**TO DO**: Reproduce every line of the items below verbatim, leaving the pictures out of your answer.

[Region and label listings]
|---|
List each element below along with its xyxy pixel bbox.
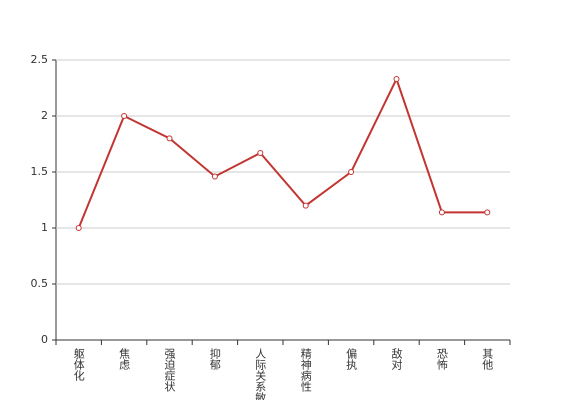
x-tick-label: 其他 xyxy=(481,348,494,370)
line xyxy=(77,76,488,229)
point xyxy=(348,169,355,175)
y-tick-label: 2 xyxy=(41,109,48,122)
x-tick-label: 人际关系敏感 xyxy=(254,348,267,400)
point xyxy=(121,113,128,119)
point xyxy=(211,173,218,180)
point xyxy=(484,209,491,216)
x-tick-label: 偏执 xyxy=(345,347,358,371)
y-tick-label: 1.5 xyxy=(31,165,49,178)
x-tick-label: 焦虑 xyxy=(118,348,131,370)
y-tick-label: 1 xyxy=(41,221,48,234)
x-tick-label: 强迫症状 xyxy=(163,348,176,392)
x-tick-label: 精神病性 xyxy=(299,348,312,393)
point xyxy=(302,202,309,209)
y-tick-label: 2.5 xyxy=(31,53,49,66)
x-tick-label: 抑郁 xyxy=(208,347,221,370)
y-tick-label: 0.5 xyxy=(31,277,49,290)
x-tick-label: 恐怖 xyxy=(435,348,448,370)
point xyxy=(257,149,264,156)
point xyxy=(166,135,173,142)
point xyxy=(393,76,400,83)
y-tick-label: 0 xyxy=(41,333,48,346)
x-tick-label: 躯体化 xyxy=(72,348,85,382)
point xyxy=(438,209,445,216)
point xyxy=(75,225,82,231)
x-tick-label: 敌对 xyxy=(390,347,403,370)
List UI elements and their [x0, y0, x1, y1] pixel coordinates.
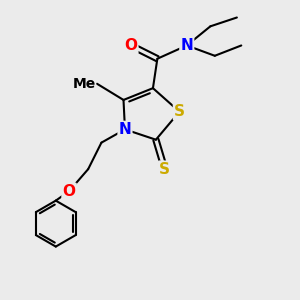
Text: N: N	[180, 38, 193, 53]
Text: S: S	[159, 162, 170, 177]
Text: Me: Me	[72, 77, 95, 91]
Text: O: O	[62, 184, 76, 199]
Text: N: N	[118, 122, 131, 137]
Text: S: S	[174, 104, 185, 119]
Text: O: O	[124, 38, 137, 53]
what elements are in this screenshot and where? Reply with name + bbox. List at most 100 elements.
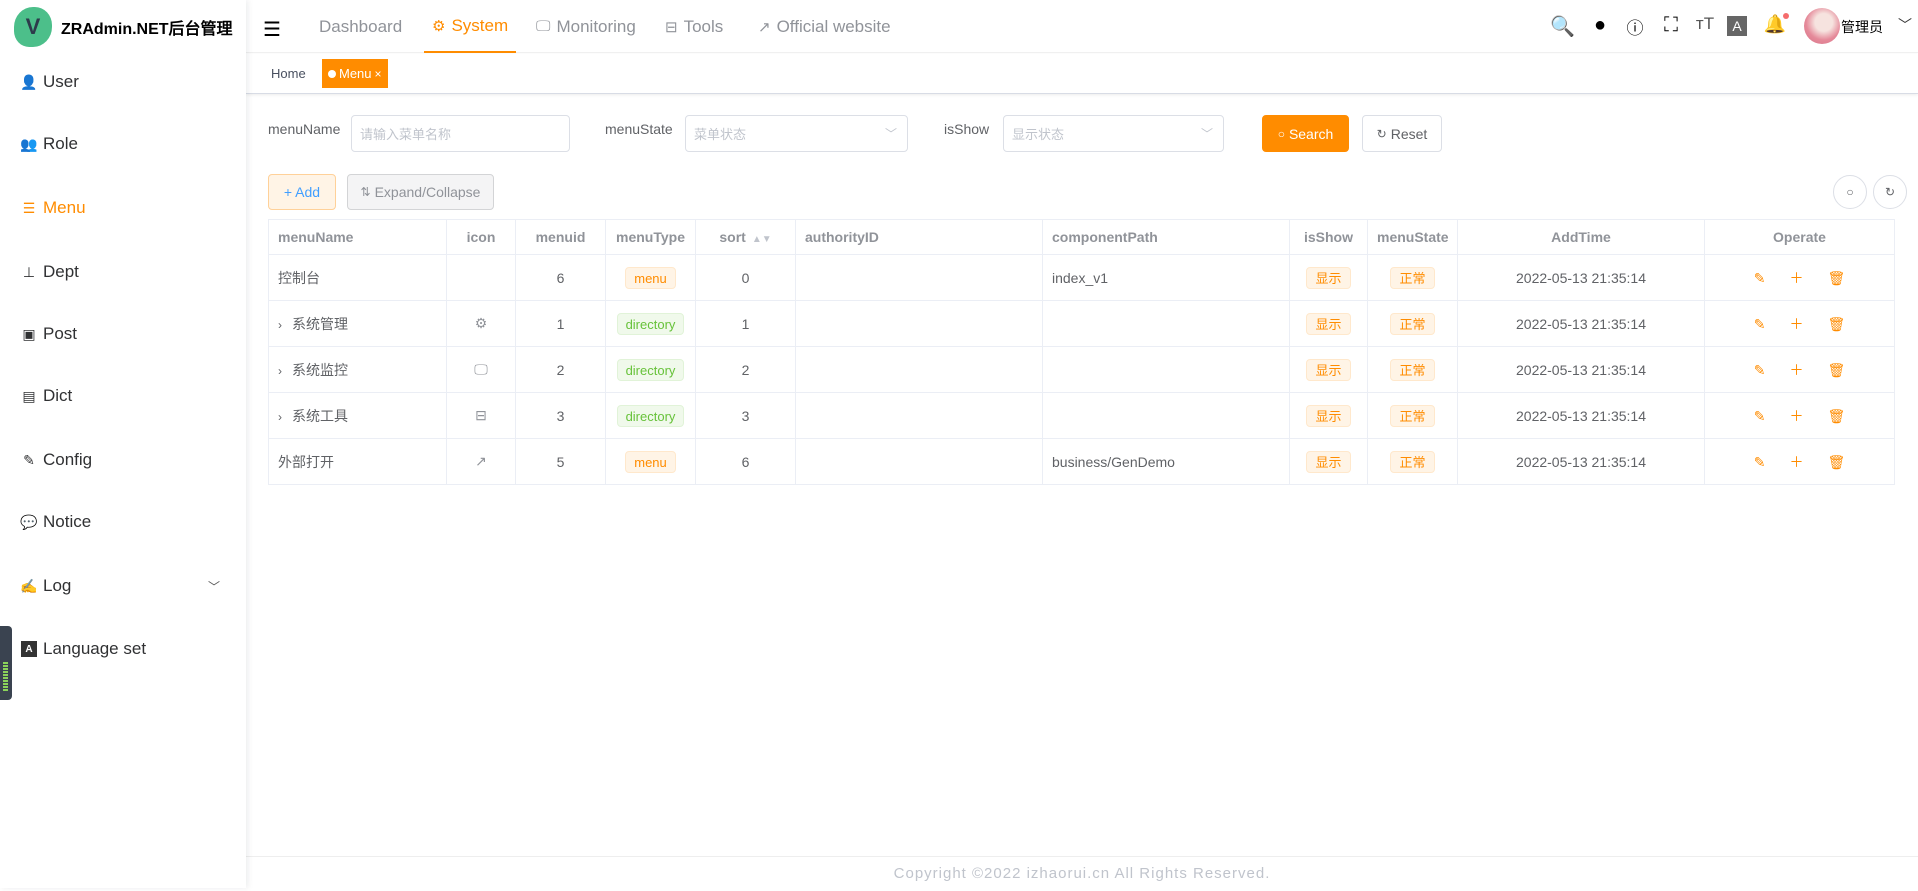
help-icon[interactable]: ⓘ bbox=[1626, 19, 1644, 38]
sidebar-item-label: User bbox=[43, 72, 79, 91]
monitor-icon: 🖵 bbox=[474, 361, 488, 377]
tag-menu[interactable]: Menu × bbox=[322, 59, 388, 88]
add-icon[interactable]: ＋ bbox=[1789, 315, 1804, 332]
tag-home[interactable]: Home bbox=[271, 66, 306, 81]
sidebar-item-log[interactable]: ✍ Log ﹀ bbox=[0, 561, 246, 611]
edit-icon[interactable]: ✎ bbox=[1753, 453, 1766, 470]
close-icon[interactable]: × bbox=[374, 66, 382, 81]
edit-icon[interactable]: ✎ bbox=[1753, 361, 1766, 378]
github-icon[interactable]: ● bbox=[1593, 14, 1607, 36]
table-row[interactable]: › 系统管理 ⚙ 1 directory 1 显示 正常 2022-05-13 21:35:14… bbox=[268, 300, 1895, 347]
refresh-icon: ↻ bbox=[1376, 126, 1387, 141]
|---|
**RESPONSE BELOW**:
List each element below along with its xyxy pixel bbox.
x-tick-label: 其他 xyxy=(481,348,494,370)
line xyxy=(77,76,488,229)
point xyxy=(348,169,355,175)
y-tick-label: 2 xyxy=(41,109,48,122)
x-tick-label: 人际关系敏感 xyxy=(254,348,267,400)
point xyxy=(121,113,128,119)
point xyxy=(211,173,218,180)
point xyxy=(484,209,491,216)
x-tick-label: 偏执 xyxy=(345,347,358,371)
y-tick-label: 1.5 xyxy=(31,165,49,178)
x-tick-label: 焦虑 xyxy=(118,348,131,370)
y-tick-label: 1 xyxy=(41,221,48,234)
x-tick-label: 强迫症状 xyxy=(163,348,176,392)
x-tick-label: 精神病性 xyxy=(299,348,312,393)
point xyxy=(302,202,309,209)
y-tick-label: 2.5 xyxy=(31,53,49,66)
x-tick-label: 抑郁 xyxy=(208,347,221,370)
y-tick-label: 0.5 xyxy=(31,277,49,290)
x-tick-label: 恐怖 xyxy=(435,348,448,370)
point xyxy=(257,149,264,156)
point xyxy=(166,135,173,142)
point xyxy=(393,76,400,83)
y-tick-label: 0 xyxy=(41,333,48,346)
x-tick-label: 躯体化 xyxy=(72,348,85,382)
point xyxy=(438,209,445,216)
point xyxy=(75,225,82,231)
x-tick-label: 敌对 xyxy=(390,347,403,370)
List UI elements and their [x0, y0, x1, y1] pixel coordinates.
Text: N: N	[180, 38, 193, 53]
Text: S: S	[159, 162, 170, 177]
Text: Me: Me	[72, 77, 95, 91]
Text: O: O	[62, 184, 76, 199]
Text: N: N	[118, 122, 131, 137]
Text: S: S	[174, 104, 185, 119]
Text: O: O	[124, 38, 137, 53]
what elements are in this screenshot and where? Reply with name + bbox. List at most 100 elements.
help-icon[interactable]: ⓘ bbox=[1626, 19, 1644, 38]
sidebar-item-label: User bbox=[43, 72, 79, 91]
monitor-icon: 🖵 bbox=[474, 361, 488, 377]
tag-menu[interactable]: Menu × bbox=[322, 59, 388, 88]
add-icon[interactable]: ＋ bbox=[1789, 315, 1804, 332]
tag-home[interactable]: Home bbox=[271, 66, 306, 81]
sidebar-item-log[interactable]: ✍ Log ﹀ bbox=[0, 561, 246, 611]
edit-icon[interactable]: ✎ bbox=[1753, 453, 1766, 470]
close-icon[interactable]: × bbox=[374, 66, 382, 81]
edit-icon[interactable]: ✎ bbox=[1753, 361, 1766, 378]
github-icon[interactable]: ● bbox=[1593, 14, 1607, 36]
table-row[interactable]: › 系统管理 ⚙ 1 directory 1 显示 正常 2022-05-13 21:35:14… bbox=[268, 300, 1895, 347]
refresh-icon: ↻ bbox=[1376, 126, 1387, 141]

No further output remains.